▼

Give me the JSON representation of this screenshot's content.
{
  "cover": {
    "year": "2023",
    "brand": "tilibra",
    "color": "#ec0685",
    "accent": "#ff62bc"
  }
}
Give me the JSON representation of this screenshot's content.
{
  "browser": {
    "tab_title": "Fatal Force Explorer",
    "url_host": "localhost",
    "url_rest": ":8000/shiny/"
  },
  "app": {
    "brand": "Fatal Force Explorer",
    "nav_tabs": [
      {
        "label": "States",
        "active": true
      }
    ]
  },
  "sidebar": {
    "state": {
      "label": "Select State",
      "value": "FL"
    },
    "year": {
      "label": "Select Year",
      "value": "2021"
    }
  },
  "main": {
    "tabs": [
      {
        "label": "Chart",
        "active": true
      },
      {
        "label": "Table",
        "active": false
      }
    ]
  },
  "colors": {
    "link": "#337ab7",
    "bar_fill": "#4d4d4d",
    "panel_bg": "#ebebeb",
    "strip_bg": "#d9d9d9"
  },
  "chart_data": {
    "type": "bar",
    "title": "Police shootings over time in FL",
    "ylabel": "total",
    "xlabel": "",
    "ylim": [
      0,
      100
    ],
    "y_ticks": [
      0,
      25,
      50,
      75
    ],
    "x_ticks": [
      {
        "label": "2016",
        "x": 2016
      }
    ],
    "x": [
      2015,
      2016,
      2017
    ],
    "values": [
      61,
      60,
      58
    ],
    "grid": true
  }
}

▲

#### The exercise:
Extract the whole listing, character for character.

#### Solution for this problem:
Give me the JSON representation of this screenshot's content.
{
  "cover": {
    "year": "2023",
    "brand": "tilibra",
    "color": "#ec0685",
    "accent": "#ff62bc"
  }
}
Give me the JSON representation of this screenshot's content.
{
  "browser": {
    "tab_title": "Fatal Force Explorer",
    "url_host": "localhost",
    "url_rest": ":8000/shiny/"
  },
  "app": {
    "brand": "Fatal Force Explorer",
    "nav_tabs": [
      {
        "label": "States",
        "active": true
      }
    ]
  },
  "sidebar": {
    "state": {
      "label": "Select State",
      "value": "FL"
    },
    "year": {
      "label": "Select Year",
      "value": "2021"
    }
  },
  "main": {
    "tabs": [
      {
        "label": "Chart",
        "active": true
      },
      {
        "label": "Table",
        "active": false
      }
    ]
  },
  "colors": {
    "link": "#337ab7",
    "bar_fill": "#4d4d4d",
    "panel_bg": "#ebebeb",
    "strip_bg": "#d9d9d9"
  },
  "chart_data": {
    "type": "bar",
    "title": "Police shootings over time in FL",
    "ylabel": "total",
    "xlabel": "",
    "ylim": [
      0,
      100
    ],
    "y_ticks": [
      0,
      25,
      50,
      75
    ],
    "x_ticks": [
      {
        "label": "2016",
        "x": 2016
      }
    ],
    "x": [
      2015,
      2016,
      2017
    ],
    "values": [
      61,
      60,
      58
    ],
    "grid": true
  }
}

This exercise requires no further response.